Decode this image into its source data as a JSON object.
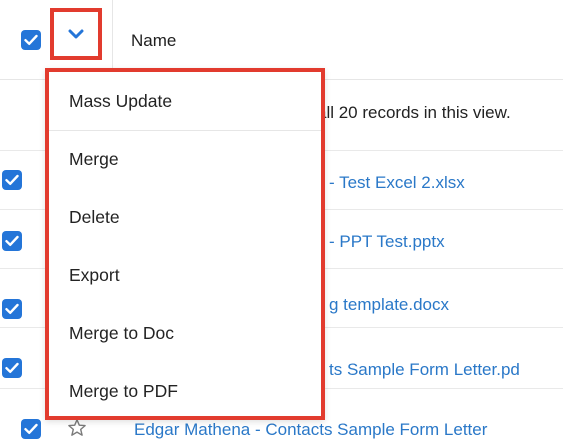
{
  "header": {
    "name_label": "Name"
  },
  "selection_note": "all 20 records in this view.",
  "rows": [
    {
      "link": "- Test Excel 2.xlsx"
    },
    {
      "link": "- PPT Test.pptx"
    },
    {
      "link": "g template.docx"
    },
    {
      "link": "ts Sample Form Letter.pd"
    },
    {
      "link": "Edgar Mathena - Contacts Sample Form Letter"
    }
  ],
  "menu": {
    "items": [
      "Mass Update",
      "Merge",
      "Delete",
      "Export",
      "Merge to Doc",
      "Merge to PDF"
    ]
  },
  "colors": {
    "accent": "#2475d8",
    "highlight": "#e23b2e",
    "link": "#2a78c8"
  }
}
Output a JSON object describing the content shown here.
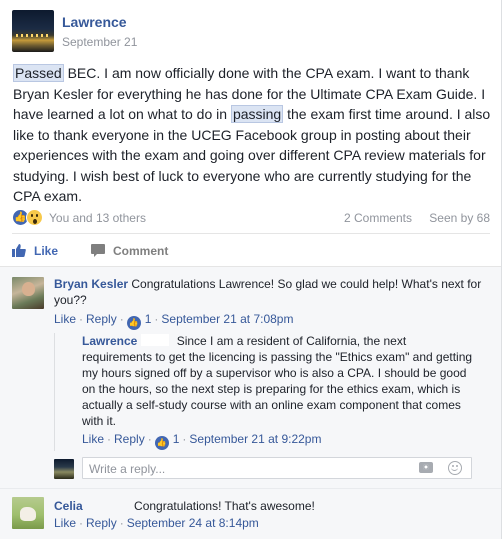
{
  "post": {
    "author": "Lawrence",
    "date": "September 21",
    "body_before": "",
    "highlight_1": "Passed",
    "body_mid": " BEC. I am now officially done with the CPA exam. I want to thank Bryan Kesler for everything he has done for the Ultimate CPA Exam Guide. I have learned a lot on what to do in ",
    "highlight_2": "passing",
    "body_after": " the exam first time around. I also like to thank everyone in the UCEG Facebook group in posting about their experiences with the exam and going over different CPA review materials for studying. I wish best of luck to everyone who are currently studying for the CPA exam."
  },
  "stats": {
    "reactions_text": "You and 13 others",
    "comments_count": "2 Comments",
    "seen_by": "Seen by 68"
  },
  "actions": {
    "like_label": "Like",
    "comment_label": "Comment"
  },
  "comments": [
    {
      "author": "Bryan Kesler",
      "text": "Congratulations Lawrence! So glad we could help! What's next for you??",
      "like": "Like",
      "reply": "Reply",
      "like_count": "1",
      "timestamp": "September 21 at 7:08pm"
    },
    {
      "author": "Celia",
      "text": "Congratulations! That's awesome!",
      "like": "Like",
      "reply": "Reply",
      "timestamp": "September 24 at 8:14pm"
    }
  ],
  "reply": {
    "author": "Lawrence",
    "text": "Since I am a resident of California, the next requirements to get the licencing is passing the \"Ethics exam\" and getting my hours signed off by a supervisor who is also a CPA. I should be good on the hours, so the next step is preparing for the ethics exam, which is actually a self-study course with an online exam component that comes with it.",
    "like": "Like",
    "reply": "Reply",
    "like_count": "1",
    "timestamp": "September 21 at 9:22pm"
  },
  "reply_input": {
    "placeholder": "Write a reply..."
  },
  "colors": {
    "link": "#365899",
    "like_blue": "#4267b2",
    "highlight_bg": "#dbe4f3",
    "comments_bg": "#f6f7f9"
  }
}
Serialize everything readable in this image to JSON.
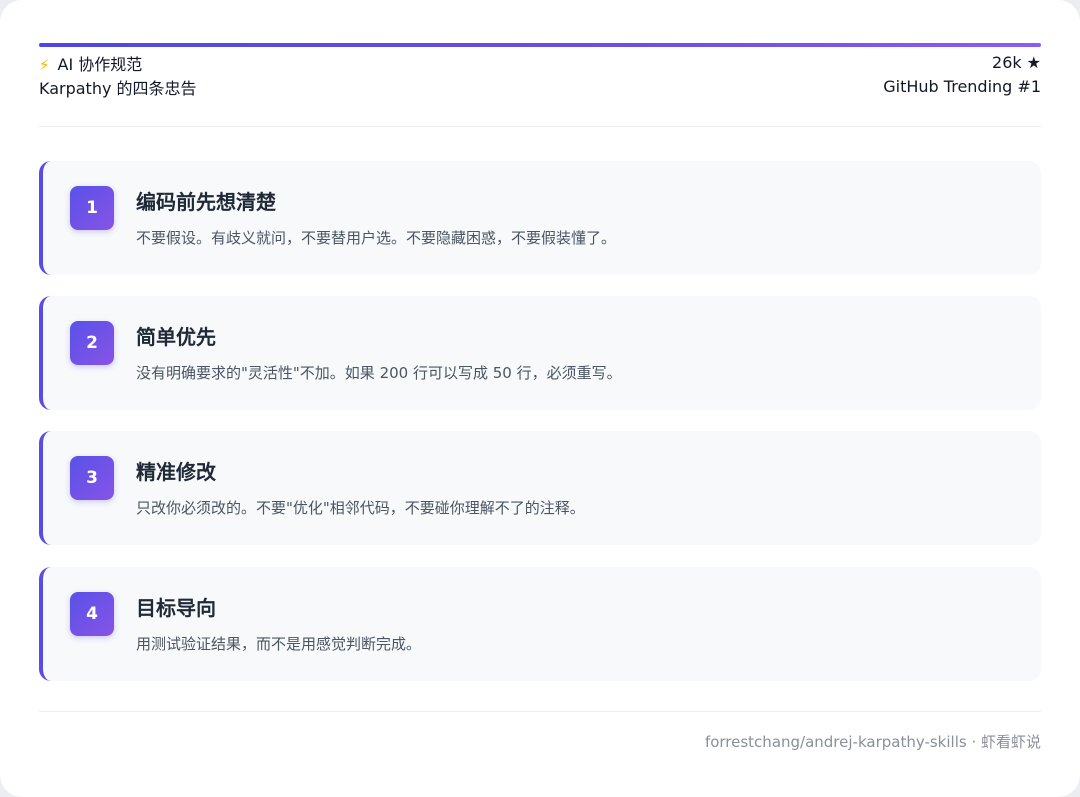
{
  "header": {
    "category_icon": "lightning-bolt",
    "category": "AI 协作规范",
    "subtitle": "Karpathy 的四条忠告",
    "stars": "26k",
    "star_icon": "★",
    "badge": "GitHub Trending #1"
  },
  "accent_color": "#5b4be6",
  "rules": [
    {
      "num": "1",
      "title": "编码前先想清楚",
      "desc": "不要假设。有歧义就问，不要替用户选。不要隐藏困惑，不要假装懂了。"
    },
    {
      "num": "2",
      "title": "简单优先",
      "desc": "没有明确要求的\"灵活性\"不加。如果 200 行可以写成 50 行，必须重写。"
    },
    {
      "num": "3",
      "title": "精准修改",
      "desc": "只改你必须改的。不要\"优化\"相邻代码，不要碰你理解不了的注释。"
    },
    {
      "num": "4",
      "title": "目标导向",
      "desc": "用测试验证结果，而不是用感觉判断完成。"
    }
  ],
  "footer": "forrestchang/andrej-karpathy-skills · 虾看虾说"
}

____

**Goal of the exercise**
In the listing above, locate each line with "this" and copy it.

**Result of the exercise**
Decode this image into its source data as a JSON object.
  "selection_note": "all 20 records in this view.",
Serialize everything readable in this image to JSON.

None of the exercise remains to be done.